### WHAT IS ASKED
Copy out every line of the material below, character for character.

### RECORD SET
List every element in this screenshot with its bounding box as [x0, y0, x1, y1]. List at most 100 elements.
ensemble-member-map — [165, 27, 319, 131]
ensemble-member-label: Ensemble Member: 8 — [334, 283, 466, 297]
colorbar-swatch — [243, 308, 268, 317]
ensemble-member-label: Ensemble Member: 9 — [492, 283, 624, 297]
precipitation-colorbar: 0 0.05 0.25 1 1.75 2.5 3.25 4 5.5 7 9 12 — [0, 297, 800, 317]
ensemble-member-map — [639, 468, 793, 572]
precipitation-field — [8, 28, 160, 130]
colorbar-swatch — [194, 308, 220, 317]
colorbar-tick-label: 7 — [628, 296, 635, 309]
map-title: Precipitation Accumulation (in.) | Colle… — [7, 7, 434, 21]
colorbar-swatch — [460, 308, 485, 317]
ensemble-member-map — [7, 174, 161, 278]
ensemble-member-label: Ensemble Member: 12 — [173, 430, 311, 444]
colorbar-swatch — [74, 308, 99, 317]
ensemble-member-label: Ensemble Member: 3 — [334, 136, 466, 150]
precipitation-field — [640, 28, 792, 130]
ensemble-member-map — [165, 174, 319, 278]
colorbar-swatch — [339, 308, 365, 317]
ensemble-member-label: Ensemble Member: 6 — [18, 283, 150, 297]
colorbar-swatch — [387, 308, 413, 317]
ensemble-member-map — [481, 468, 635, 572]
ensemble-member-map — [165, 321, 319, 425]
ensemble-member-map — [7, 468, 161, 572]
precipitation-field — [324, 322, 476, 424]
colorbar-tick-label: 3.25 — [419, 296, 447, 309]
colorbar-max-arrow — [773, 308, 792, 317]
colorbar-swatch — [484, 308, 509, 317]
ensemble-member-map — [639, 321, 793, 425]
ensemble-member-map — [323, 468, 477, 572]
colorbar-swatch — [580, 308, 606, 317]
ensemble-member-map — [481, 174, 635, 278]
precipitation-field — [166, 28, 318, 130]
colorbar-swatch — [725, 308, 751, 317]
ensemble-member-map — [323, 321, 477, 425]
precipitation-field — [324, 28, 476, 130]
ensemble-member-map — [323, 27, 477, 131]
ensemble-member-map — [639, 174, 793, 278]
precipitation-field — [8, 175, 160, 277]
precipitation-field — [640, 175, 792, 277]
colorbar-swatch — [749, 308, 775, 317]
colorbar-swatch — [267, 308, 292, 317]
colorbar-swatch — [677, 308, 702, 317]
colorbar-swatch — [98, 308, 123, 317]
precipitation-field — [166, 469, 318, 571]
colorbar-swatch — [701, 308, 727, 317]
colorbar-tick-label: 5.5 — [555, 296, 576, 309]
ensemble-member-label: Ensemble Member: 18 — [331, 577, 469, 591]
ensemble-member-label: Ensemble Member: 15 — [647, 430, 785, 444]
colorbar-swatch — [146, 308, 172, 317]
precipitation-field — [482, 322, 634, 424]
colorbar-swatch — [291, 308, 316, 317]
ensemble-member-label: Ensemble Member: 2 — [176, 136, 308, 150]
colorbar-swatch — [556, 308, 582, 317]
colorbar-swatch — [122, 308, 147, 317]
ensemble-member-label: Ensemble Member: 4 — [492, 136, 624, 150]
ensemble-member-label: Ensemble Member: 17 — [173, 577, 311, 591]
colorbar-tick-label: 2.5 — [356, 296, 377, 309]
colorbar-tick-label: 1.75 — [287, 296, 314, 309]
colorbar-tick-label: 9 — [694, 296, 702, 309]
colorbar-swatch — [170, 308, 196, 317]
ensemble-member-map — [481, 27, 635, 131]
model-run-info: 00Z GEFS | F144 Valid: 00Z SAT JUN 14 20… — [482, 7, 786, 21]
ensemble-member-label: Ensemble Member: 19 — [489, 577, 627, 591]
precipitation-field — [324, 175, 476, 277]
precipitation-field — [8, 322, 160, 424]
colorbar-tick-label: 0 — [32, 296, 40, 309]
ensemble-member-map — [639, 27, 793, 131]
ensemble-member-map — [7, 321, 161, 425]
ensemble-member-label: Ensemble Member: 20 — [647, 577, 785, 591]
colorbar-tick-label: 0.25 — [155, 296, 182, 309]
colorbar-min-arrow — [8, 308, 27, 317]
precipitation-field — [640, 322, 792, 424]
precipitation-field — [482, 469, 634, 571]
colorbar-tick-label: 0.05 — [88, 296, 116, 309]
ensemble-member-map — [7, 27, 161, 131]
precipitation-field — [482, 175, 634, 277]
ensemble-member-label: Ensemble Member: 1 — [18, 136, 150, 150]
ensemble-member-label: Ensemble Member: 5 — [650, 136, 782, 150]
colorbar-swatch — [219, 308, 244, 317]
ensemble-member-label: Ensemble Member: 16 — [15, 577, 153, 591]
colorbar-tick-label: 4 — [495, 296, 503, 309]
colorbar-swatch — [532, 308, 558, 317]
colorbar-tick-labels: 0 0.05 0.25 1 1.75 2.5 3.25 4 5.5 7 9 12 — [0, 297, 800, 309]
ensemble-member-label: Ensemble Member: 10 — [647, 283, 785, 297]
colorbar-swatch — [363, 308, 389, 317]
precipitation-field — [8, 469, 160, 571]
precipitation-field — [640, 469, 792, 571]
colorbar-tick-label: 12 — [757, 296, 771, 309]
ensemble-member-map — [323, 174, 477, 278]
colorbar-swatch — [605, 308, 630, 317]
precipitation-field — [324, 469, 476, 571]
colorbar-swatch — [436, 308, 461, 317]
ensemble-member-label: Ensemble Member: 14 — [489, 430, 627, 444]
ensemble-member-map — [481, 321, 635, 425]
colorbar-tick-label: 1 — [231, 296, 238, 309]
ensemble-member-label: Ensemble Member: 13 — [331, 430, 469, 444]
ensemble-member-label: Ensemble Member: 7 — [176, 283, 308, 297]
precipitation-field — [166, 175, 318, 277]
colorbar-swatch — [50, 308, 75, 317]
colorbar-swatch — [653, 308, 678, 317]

### COMPLETE OUTPUT
List every element in this screenshot with its bounding box as [x0, y0, x1, y1]. List at most 100 elements.
ensemble-member-map — [165, 27, 319, 131]
ensemble-member-label: Ensemble Member: 8 — [334, 283, 466, 297]
colorbar-swatch — [243, 308, 268, 317]
ensemble-member-label: Ensemble Member: 9 — [492, 283, 624, 297]
precipitation-colorbar: 0 0.05 0.25 1 1.75 2.5 3.25 4 5.5 7 9 12 — [0, 297, 800, 317]
ensemble-member-map — [639, 468, 793, 572]
precipitation-field — [8, 28, 160, 130]
colorbar-swatch — [194, 308, 220, 317]
colorbar-tick-label: 7 — [628, 296, 635, 309]
map-title: Precipitation Accumulation (in.) | Colle… — [7, 7, 434, 21]
colorbar-swatch — [460, 308, 485, 317]
ensemble-member-map — [7, 174, 161, 278]
ensemble-member-label: Ensemble Member: 12 — [173, 430, 311, 444]
colorbar-swatch — [74, 308, 99, 317]
ensemble-member-label: Ensemble Member: 3 — [334, 136, 466, 150]
precipitation-field — [640, 28, 792, 130]
ensemble-member-map — [165, 174, 319, 278]
colorbar-swatch — [339, 308, 365, 317]
ensemble-member-label: Ensemble Member: 6 — [18, 283, 150, 297]
colorbar-swatch — [387, 308, 413, 317]
ensemble-member-map — [481, 468, 635, 572]
ensemble-member-map — [165, 321, 319, 425]
ensemble-member-map — [7, 468, 161, 572]
precipitation-field — [324, 322, 476, 424]
colorbar-tick-label: 3.25 — [419, 296, 447, 309]
colorbar-max-arrow — [773, 308, 792, 317]
colorbar-swatch — [484, 308, 509, 317]
ensemble-member-map — [639, 321, 793, 425]
ensemble-member-map — [323, 468, 477, 572]
colorbar-swatch — [580, 308, 606, 317]
ensemble-member-map — [481, 174, 635, 278]
precipitation-field — [166, 28, 318, 130]
colorbar-swatch — [725, 308, 751, 317]
ensemble-member-map — [323, 321, 477, 425]
precipitation-field — [324, 28, 476, 130]
ensemble-member-map — [323, 27, 477, 131]
ensemble-member-map — [639, 174, 793, 278]
precipitation-field — [8, 175, 160, 277]
precipitation-field — [640, 175, 792, 277]
colorbar-swatch — [749, 308, 775, 317]
colorbar-swatch — [267, 308, 292, 317]
colorbar-swatch — [677, 308, 702, 317]
colorbar-swatch — [98, 308, 123, 317]
precipitation-field — [166, 469, 318, 571]
colorbar-swatch — [701, 308, 727, 317]
colorbar-tick-label: 5.5 — [555, 296, 576, 309]
ensemble-member-label: Ensemble Member: 18 — [331, 577, 469, 591]
ensemble-member-label: Ensemble Member: 15 — [647, 430, 785, 444]
colorbar-swatch — [146, 308, 172, 317]
precipitation-field — [482, 322, 634, 424]
colorbar-swatch — [291, 308, 316, 317]
ensemble-member-label: Ensemble Member: 2 — [176, 136, 308, 150]
colorbar-swatch — [556, 308, 582, 317]
colorbar-swatch — [122, 308, 147, 317]
ensemble-member-label: Ensemble Member: 4 — [492, 136, 624, 150]
ensemble-member-label: Ensemble Member: 17 — [173, 577, 311, 591]
colorbar-tick-label: 2.5 — [356, 296, 377, 309]
colorbar-tick-label: 1.75 — [287, 296, 314, 309]
colorbar-tick-label: 9 — [694, 296, 702, 309]
colorbar-swatch — [170, 308, 196, 317]
ensemble-member-map — [481, 27, 635, 131]
model-run-info: 00Z GEFS | F144 Valid: 00Z SAT JUN 14 20… — [482, 7, 786, 21]
ensemble-member-label: Ensemble Member: 19 — [489, 577, 627, 591]
precipitation-field — [324, 175, 476, 277]
precipitation-field — [8, 322, 160, 424]
colorbar-tick-label: 0 — [32, 296, 40, 309]
ensemble-member-map — [639, 27, 793, 131]
ensemble-member-map — [7, 321, 161, 425]
ensemble-member-label: Ensemble Member: 20 — [647, 577, 785, 591]
colorbar-tick-label: 0.25 — [155, 296, 182, 309]
colorbar-min-arrow — [8, 308, 27, 317]
precipitation-field — [640, 322, 792, 424]
precipitation-field — [482, 469, 634, 571]
colorbar-tick-label: 0.05 — [88, 296, 116, 309]
ensemble-member-map — [7, 27, 161, 131]
precipitation-field — [482, 175, 634, 277]
ensemble-member-label: Ensemble Member: 1 — [18, 136, 150, 150]
ensemble-member-label: Ensemble Member: 5 — [650, 136, 782, 150]
colorbar-swatch — [219, 308, 244, 317]
ensemble-member-label: Ensemble Member: 16 — [15, 577, 153, 591]
colorbar-tick-label: 4 — [495, 296, 503, 309]
colorbar-swatch — [532, 308, 558, 317]
colorbar-tick-labels: 0 0.05 0.25 1 1.75 2.5 3.25 4 5.5 7 9 12 — [0, 297, 800, 309]
ensemble-member-label: Ensemble Member: 10 — [647, 283, 785, 297]
colorbar-swatch — [363, 308, 389, 317]
precipitation-field — [8, 469, 160, 571]
precipitation-field — [640, 469, 792, 571]
colorbar-tick-label: 12 — [757, 296, 771, 309]
ensemble-member-map — [323, 174, 477, 278]
colorbar-swatch — [605, 308, 630, 317]
precipitation-field — [324, 469, 476, 571]
colorbar-swatch — [436, 308, 461, 317]
ensemble-member-label: Ensemble Member: 14 — [489, 430, 627, 444]
ensemble-member-map — [481, 321, 635, 425]
colorbar-tick-label: 1 — [231, 296, 238, 309]
ensemble-member-label: Ensemble Member: 13 — [331, 430, 469, 444]
ensemble-member-label: Ensemble Member: 7 — [176, 283, 308, 297]
precipitation-field — [166, 175, 318, 277]
colorbar-swatch — [50, 308, 75, 317]
colorbar-swatch — [653, 308, 678, 317]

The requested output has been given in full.